STATED EXERCISE: Reproduce each line exactly, including spacing and punctuation.

AVAILABLE DATA:

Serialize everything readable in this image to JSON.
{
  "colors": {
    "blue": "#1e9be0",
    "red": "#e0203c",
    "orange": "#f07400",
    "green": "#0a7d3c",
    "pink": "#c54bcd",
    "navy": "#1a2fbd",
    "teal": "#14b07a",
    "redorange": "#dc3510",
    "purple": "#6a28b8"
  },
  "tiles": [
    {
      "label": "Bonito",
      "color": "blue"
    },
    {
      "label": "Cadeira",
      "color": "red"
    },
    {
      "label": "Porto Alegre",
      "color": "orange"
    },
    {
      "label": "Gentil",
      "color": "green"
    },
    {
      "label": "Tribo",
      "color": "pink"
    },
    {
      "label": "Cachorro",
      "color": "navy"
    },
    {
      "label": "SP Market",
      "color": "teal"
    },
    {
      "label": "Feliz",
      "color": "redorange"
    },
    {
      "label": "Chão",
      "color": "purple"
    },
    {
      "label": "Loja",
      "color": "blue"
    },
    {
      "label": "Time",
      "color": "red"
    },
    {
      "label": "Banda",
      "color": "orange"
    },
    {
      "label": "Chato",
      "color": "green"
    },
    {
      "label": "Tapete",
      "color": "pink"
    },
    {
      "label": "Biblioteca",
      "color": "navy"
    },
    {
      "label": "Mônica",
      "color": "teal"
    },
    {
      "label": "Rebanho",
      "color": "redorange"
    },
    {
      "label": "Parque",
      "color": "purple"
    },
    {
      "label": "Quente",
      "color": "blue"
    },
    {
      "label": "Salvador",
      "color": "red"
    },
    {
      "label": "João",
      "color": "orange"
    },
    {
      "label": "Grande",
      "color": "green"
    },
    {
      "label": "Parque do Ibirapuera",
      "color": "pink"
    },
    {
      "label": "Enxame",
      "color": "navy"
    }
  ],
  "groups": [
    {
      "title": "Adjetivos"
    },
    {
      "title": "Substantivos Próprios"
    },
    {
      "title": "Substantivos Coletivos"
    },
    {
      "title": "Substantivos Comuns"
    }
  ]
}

ANSWER:
Serialize everything readable in this image to JSON.
{
  "colors": {
    "blue": "#1e9be0",
    "red": "#e0203c",
    "orange": "#f07400",
    "green": "#0a7d3c",
    "pink": "#c54bcd",
    "navy": "#1a2fbd",
    "teal": "#14b07a",
    "redorange": "#dc3510",
    "purple": "#6a28b8"
  },
  "tiles": [
    {
      "label": "Bonito",
      "color": "blue"
    },
    {
      "label": "Cadeira",
      "color": "red"
    },
    {
      "label": "Porto Alegre",
      "color": "orange"
    },
    {
      "label": "Gentil",
      "color": "green"
    },
    {
      "label": "Tribo",
      "color": "pink"
    },
    {
      "label": "Cachorro",
      "color": "navy"
    },
    {
      "label": "SP Market",
      "color": "teal"
    },
    {
      "label": "Feliz",
      "color": "redorange"
    },
    {
      "label": "Chão",
      "color": "purple"
    },
    {
      "label": "Loja",
      "color": "blue"
    },
    {
      "label": "Time",
      "color": "red"
    },
    {
      "label": "Banda",
      "color": "orange"
    },
    {
      "label": "Chato",
      "color": "green"
    },
    {
      "label": "Tapete",
      "color": "pink"
    },
    {
      "label": "Biblioteca",
      "color": "navy"
    },
    {
      "label": "Mônica",
      "color": "teal"
    },
    {
      "label": "Rebanho",
      "color": "redorange"
    },
    {
      "label": "Parque",
      "color": "purple"
    },
    {
      "label": "Quente",
      "color": "blue"
    },
    {
      "label": "Salvador",
      "color": "red"
    },
    {
      "label": "João",
      "color": "orange"
    },
    {
      "label": "Grande",
      "color": "green"
    },
    {
      "label": "Parque do Ibirapuera",
      "color": "pink"
    },
    {
      "label": "Enxame",
      "color": "navy"
    }
  ],
  "groups": [
    {
      "title": "Adjetivos"
    },
    {
      "title": "Substantivos Próprios"
    },
    {
      "title": "Substantivos Coletivos"
    },
    {
      "title": "Substantivos Comuns"
    }
  ]
}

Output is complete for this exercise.